Task objective ▸
Reproduce the lines below word for word, from the first line of the records through the line that contains "woman-meditating-illustration xyxy=(758,1761,978,2011)", both included.

Material shown ▸
<<<<
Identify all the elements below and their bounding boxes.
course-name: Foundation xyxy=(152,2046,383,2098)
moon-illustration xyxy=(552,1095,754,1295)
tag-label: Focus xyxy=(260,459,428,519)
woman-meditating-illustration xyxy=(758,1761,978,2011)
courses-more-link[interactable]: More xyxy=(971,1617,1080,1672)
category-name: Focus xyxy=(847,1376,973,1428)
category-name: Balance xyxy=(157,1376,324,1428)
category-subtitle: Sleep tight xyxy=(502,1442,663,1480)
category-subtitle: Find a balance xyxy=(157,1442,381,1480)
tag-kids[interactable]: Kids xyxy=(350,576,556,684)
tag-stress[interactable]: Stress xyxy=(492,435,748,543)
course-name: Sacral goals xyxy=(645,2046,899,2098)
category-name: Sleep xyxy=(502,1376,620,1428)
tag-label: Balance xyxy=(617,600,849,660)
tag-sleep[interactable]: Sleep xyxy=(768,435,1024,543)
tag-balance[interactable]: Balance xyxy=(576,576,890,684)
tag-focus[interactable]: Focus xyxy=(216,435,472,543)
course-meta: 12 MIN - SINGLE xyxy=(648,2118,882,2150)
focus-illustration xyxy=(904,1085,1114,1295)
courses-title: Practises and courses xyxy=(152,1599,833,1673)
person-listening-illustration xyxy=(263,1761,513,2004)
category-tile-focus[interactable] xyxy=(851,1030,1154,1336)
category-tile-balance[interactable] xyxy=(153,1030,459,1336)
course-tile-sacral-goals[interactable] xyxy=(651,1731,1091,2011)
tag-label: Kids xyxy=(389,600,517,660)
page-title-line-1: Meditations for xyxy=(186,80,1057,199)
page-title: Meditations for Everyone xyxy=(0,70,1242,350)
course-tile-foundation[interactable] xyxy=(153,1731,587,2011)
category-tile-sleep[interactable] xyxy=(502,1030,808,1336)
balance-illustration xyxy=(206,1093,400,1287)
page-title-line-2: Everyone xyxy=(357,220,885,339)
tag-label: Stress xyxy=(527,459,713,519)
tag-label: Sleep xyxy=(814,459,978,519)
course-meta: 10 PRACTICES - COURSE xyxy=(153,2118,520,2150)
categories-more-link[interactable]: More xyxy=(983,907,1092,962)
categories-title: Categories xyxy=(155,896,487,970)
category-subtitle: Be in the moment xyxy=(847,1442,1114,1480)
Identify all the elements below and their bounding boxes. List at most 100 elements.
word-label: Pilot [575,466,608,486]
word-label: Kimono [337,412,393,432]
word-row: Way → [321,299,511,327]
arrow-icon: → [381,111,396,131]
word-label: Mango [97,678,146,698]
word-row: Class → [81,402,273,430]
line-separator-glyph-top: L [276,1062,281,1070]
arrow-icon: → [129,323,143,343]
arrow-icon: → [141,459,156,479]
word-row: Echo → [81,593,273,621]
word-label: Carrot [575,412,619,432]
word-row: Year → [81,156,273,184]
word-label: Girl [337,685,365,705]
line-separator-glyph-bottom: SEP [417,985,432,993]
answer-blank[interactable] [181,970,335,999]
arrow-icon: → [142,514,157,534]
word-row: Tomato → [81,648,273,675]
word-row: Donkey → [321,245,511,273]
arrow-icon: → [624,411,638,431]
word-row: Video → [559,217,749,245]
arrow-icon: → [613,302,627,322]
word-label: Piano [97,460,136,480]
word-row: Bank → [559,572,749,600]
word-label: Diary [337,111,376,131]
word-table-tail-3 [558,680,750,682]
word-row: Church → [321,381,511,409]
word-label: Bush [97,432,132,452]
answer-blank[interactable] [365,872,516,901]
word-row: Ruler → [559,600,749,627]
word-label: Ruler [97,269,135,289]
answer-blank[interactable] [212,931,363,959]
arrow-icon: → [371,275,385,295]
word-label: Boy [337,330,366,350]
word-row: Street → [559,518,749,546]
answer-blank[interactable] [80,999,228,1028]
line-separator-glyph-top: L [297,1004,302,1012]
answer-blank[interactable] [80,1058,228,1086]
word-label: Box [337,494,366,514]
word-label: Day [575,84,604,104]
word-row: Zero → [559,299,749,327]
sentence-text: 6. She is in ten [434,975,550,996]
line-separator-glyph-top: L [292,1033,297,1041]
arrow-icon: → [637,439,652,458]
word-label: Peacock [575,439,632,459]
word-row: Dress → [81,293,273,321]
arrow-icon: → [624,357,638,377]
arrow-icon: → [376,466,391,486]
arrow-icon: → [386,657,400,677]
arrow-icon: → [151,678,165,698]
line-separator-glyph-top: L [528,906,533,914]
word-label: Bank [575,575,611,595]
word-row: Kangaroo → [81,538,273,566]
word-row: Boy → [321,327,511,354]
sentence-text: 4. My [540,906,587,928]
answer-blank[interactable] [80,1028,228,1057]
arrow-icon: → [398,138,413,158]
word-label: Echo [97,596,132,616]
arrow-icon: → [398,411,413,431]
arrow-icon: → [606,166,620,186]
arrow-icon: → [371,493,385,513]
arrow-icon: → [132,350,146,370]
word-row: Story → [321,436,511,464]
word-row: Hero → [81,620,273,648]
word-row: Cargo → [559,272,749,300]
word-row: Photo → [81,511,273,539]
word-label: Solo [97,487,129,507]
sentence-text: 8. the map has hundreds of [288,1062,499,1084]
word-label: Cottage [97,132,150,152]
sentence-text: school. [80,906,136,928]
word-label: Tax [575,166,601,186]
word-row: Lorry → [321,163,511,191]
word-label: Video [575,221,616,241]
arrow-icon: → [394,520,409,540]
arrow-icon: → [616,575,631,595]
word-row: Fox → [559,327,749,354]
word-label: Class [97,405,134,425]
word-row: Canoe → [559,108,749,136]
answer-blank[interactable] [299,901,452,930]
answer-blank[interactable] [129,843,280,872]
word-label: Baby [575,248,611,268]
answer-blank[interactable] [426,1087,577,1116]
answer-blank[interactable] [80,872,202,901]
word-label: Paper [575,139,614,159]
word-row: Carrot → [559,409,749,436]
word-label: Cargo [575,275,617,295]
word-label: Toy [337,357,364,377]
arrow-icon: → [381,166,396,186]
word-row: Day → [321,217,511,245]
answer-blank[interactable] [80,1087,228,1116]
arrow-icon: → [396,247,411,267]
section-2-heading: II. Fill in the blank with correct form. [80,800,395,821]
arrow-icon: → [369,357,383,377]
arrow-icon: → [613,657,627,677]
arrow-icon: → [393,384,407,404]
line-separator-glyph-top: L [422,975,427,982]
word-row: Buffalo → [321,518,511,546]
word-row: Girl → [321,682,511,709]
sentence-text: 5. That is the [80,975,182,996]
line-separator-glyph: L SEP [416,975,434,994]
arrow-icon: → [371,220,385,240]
>>>>
Solved exercise ▸
Identify all the elements below and their bounding boxes.
course-name: Foundation xyxy=(152,2046,383,2098)
moon-illustration xyxy=(552,1095,754,1295)
tag-label: Focus xyxy=(260,459,428,519)
woman-meditating-illustration xyxy=(758,1761,978,2011)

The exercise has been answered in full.